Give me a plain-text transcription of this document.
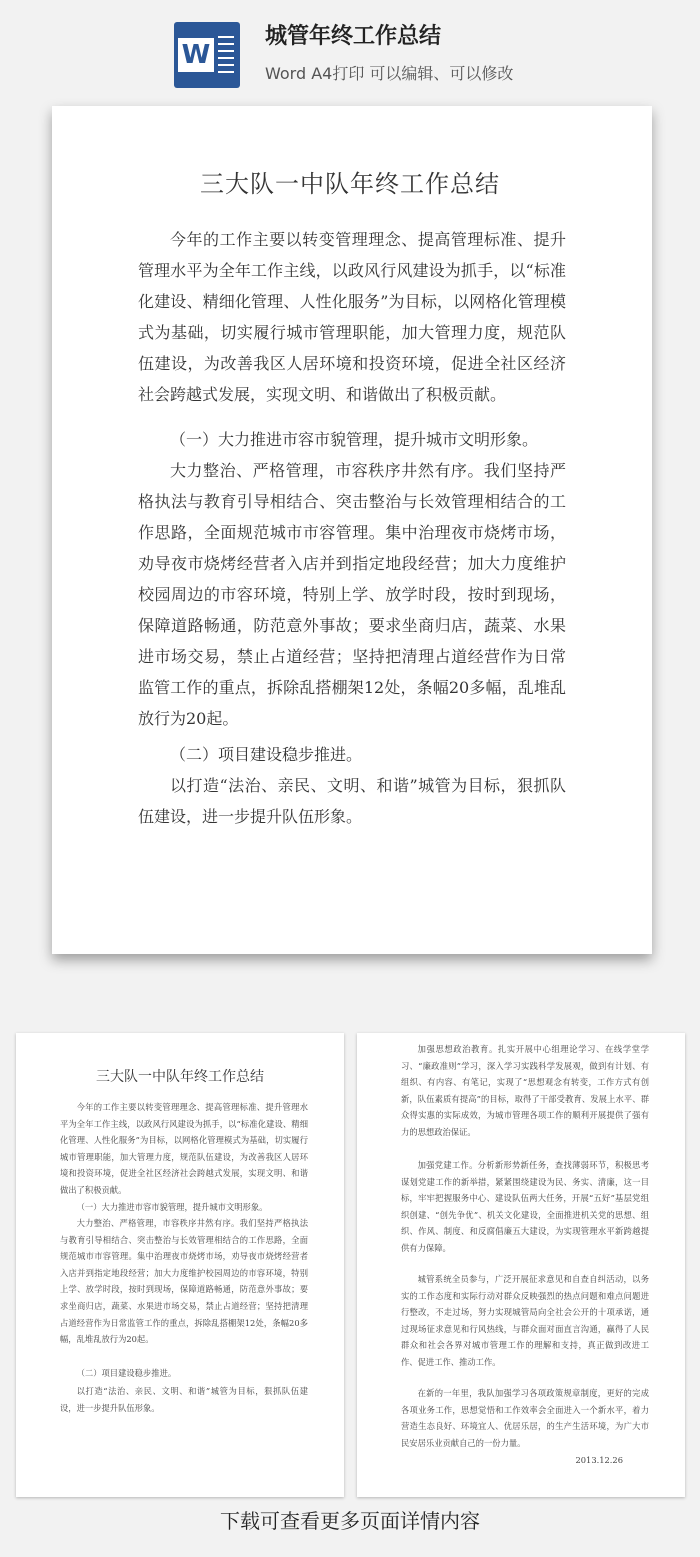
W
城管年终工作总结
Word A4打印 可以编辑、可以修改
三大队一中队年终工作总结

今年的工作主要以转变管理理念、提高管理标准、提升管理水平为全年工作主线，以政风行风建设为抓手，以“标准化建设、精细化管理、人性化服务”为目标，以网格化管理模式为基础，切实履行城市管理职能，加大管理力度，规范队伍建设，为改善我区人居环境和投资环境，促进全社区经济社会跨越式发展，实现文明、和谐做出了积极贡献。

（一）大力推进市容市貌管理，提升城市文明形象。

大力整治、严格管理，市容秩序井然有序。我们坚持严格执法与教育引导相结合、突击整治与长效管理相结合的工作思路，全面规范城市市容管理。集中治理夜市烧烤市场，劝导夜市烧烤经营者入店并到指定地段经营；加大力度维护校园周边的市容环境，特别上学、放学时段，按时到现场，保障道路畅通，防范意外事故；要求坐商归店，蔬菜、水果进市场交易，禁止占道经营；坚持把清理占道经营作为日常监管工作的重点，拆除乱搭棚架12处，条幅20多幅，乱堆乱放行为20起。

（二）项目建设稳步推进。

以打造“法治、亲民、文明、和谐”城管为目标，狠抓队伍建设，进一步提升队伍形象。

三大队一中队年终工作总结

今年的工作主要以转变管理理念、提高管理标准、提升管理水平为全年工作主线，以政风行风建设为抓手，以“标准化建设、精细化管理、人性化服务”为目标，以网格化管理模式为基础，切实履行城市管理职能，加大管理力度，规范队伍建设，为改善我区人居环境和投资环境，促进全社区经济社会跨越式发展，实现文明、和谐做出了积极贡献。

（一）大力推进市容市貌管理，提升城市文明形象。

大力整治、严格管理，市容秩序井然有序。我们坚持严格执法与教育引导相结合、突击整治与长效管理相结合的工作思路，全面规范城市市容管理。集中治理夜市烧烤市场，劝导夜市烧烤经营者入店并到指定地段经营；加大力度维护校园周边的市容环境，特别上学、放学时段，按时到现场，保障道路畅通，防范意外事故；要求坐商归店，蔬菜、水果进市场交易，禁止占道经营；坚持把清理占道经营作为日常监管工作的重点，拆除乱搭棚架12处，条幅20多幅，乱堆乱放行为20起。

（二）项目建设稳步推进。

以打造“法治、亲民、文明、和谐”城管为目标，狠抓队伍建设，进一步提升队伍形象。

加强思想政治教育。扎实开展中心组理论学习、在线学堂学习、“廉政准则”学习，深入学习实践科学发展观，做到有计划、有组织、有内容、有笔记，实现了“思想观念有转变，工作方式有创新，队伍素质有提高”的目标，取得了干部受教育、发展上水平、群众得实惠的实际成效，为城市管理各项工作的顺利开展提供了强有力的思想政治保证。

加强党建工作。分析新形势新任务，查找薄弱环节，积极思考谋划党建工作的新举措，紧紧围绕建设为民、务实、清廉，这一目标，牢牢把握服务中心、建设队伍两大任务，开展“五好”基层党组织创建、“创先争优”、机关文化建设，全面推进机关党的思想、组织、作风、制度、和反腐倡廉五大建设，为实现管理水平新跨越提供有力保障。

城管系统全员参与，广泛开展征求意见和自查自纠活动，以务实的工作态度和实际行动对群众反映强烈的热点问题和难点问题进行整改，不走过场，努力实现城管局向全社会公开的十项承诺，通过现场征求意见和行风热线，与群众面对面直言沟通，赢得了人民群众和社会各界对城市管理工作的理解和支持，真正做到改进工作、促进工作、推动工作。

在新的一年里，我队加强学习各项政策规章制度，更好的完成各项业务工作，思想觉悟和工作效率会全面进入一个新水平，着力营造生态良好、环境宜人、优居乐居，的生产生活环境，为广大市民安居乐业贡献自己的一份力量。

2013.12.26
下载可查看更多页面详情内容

::::::::

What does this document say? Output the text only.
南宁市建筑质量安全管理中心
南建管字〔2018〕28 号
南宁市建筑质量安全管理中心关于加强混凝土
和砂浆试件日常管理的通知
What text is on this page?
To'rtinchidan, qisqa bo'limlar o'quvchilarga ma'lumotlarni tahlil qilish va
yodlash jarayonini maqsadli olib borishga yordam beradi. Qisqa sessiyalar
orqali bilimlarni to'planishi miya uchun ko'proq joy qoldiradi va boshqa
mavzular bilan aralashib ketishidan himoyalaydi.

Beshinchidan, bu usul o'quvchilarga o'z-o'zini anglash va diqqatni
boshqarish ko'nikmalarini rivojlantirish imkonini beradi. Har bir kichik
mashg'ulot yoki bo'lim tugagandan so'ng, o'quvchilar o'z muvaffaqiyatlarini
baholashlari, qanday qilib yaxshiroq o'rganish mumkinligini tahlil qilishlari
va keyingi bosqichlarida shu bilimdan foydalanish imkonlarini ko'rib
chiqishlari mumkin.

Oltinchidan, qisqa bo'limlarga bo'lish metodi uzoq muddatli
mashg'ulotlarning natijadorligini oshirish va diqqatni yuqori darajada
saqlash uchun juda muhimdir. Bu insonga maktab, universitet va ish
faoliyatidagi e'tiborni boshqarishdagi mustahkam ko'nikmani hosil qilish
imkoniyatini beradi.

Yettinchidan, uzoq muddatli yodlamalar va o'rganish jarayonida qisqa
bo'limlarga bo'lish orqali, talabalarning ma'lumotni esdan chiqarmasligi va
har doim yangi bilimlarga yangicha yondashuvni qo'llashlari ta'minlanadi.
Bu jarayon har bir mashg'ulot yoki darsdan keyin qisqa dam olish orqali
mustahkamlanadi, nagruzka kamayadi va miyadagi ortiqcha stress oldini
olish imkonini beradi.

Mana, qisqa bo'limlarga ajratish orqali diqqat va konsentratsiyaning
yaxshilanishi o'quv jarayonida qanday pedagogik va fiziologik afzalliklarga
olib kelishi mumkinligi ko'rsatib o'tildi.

::::::::

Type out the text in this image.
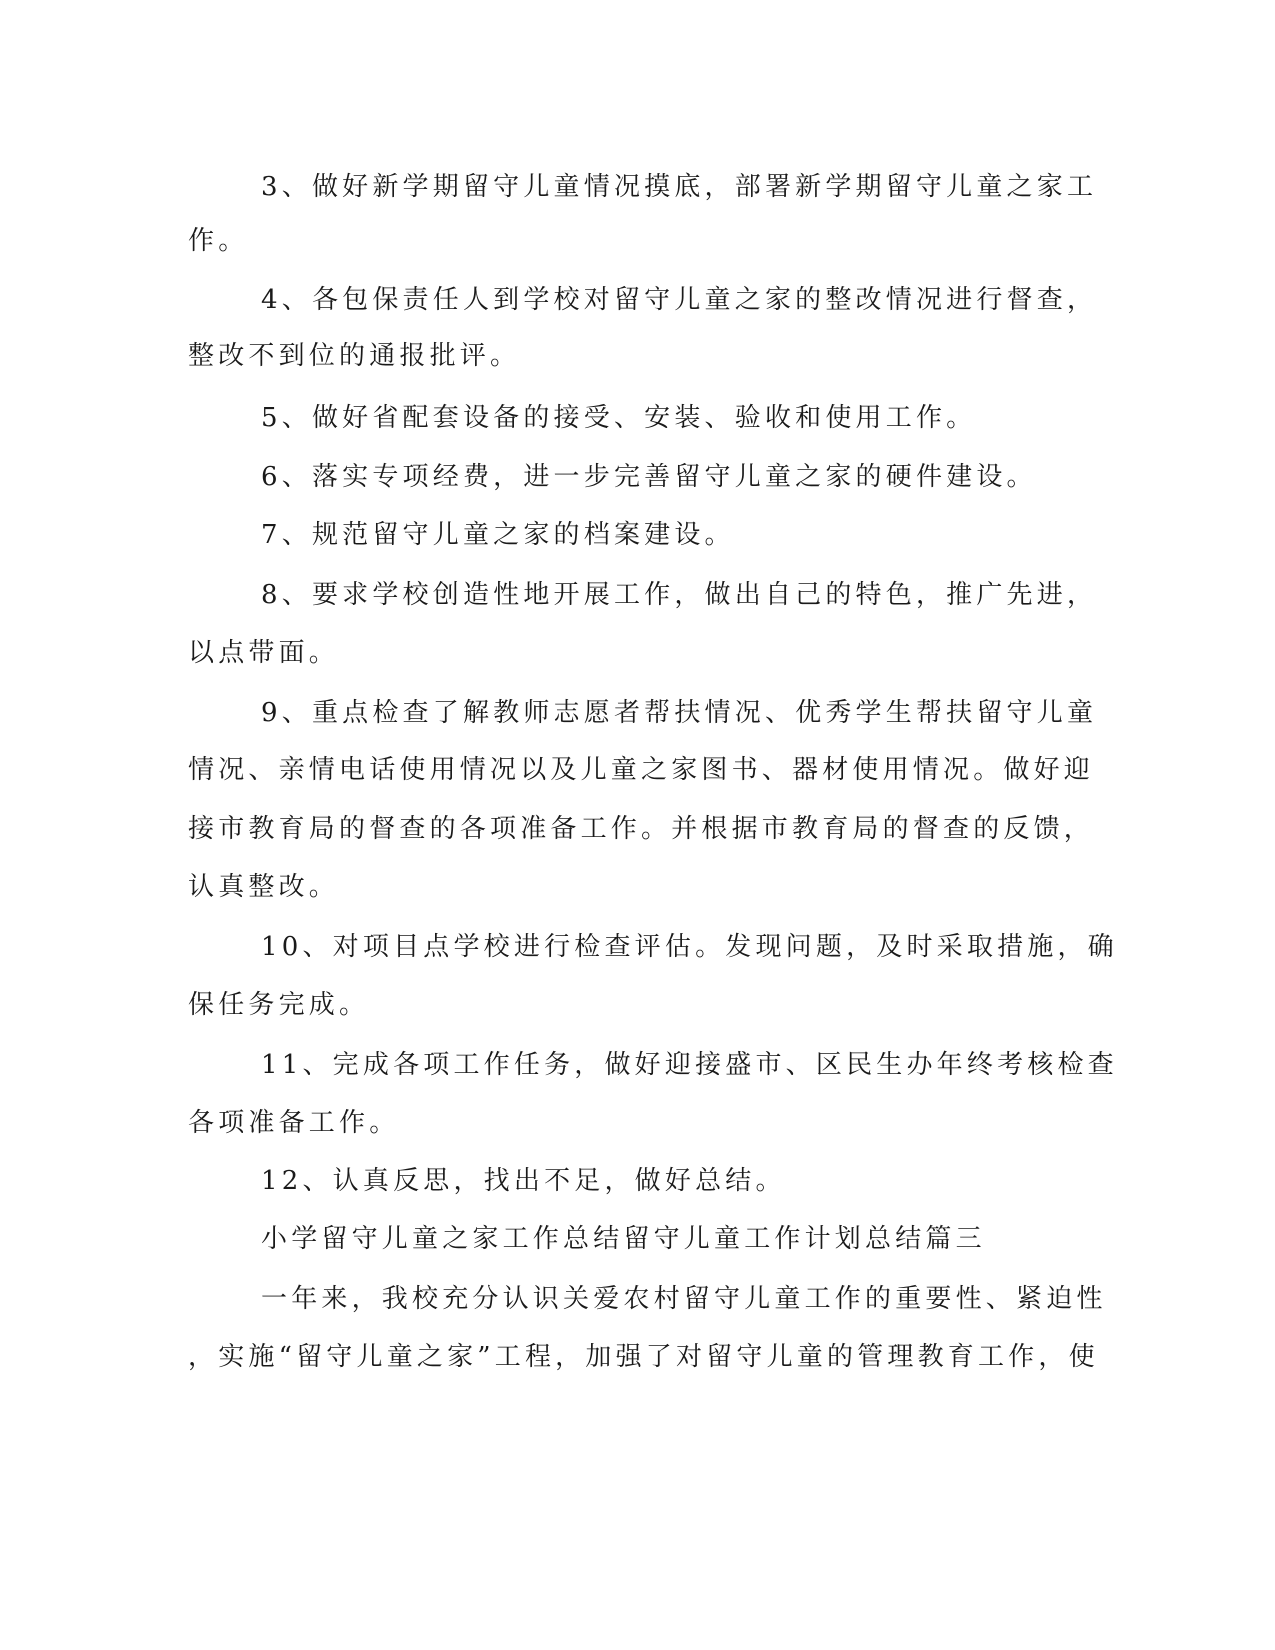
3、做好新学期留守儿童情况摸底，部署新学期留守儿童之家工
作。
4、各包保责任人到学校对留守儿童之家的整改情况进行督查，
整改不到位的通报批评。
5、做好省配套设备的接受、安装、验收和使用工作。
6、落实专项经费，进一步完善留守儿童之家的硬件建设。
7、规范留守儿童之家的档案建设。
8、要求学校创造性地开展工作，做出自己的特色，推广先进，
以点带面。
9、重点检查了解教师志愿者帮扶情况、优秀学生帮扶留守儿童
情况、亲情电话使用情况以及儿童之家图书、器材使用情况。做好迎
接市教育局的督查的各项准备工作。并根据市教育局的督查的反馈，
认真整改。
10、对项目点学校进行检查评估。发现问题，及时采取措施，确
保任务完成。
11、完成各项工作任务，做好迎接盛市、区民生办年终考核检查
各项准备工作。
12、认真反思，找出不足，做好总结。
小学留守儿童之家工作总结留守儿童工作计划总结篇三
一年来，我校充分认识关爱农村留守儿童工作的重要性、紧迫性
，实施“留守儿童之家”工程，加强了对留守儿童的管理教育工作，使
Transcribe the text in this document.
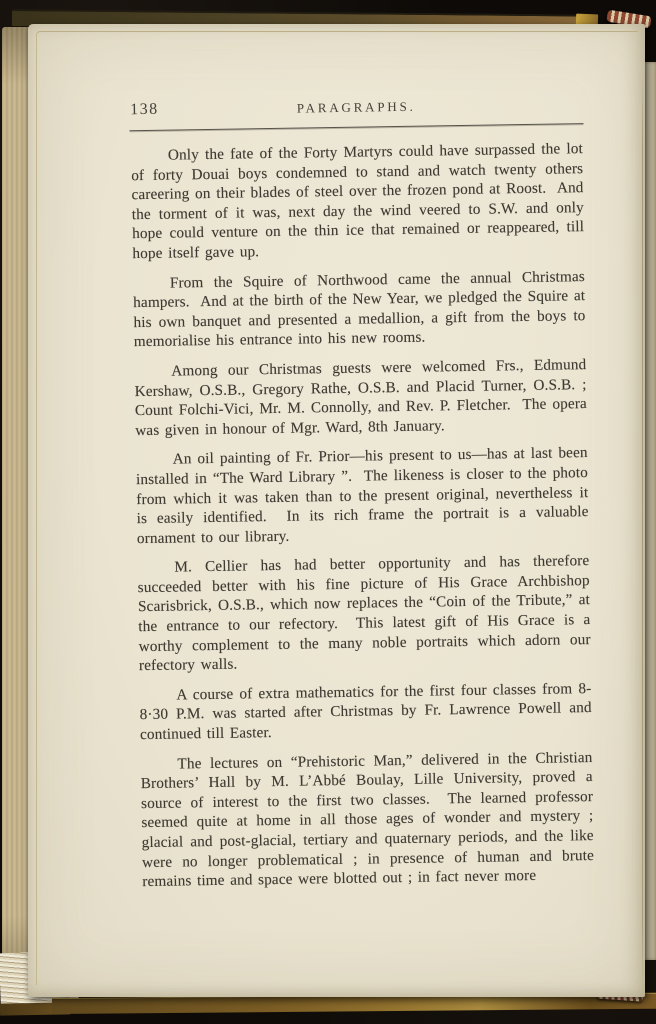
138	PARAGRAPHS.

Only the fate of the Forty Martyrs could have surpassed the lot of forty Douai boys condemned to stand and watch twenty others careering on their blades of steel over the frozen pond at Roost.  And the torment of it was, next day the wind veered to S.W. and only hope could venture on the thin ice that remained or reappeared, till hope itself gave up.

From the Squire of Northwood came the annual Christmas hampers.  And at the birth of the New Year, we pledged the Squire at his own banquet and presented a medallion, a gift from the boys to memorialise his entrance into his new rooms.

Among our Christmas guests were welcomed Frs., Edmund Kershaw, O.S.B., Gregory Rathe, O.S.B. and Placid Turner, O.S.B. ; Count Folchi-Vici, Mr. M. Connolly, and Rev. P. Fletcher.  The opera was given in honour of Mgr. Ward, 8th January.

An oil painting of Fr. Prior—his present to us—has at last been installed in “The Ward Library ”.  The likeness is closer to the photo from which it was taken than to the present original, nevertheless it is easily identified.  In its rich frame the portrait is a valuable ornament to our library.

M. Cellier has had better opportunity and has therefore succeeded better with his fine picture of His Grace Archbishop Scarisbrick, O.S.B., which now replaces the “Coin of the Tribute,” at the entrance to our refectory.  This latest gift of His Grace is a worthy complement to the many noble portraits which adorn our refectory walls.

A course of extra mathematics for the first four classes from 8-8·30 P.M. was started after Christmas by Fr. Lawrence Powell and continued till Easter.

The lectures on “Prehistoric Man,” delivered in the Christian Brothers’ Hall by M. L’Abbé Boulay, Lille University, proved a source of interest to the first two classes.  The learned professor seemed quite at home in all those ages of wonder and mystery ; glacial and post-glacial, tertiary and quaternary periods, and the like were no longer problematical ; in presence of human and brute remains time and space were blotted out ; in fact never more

::::::::

* **EXERCISE GOAL**
Within the material above, find the lines that contain the word "muddatli"; copy them.

* **ANSWER TO THE TASK**
Oltinchidan, qisqa bo'limlarga bo'lish metodi uzoq muddatli
Yettinchidan, uzoq muddatli yodlamalar va o'rganish jarayonida qisqa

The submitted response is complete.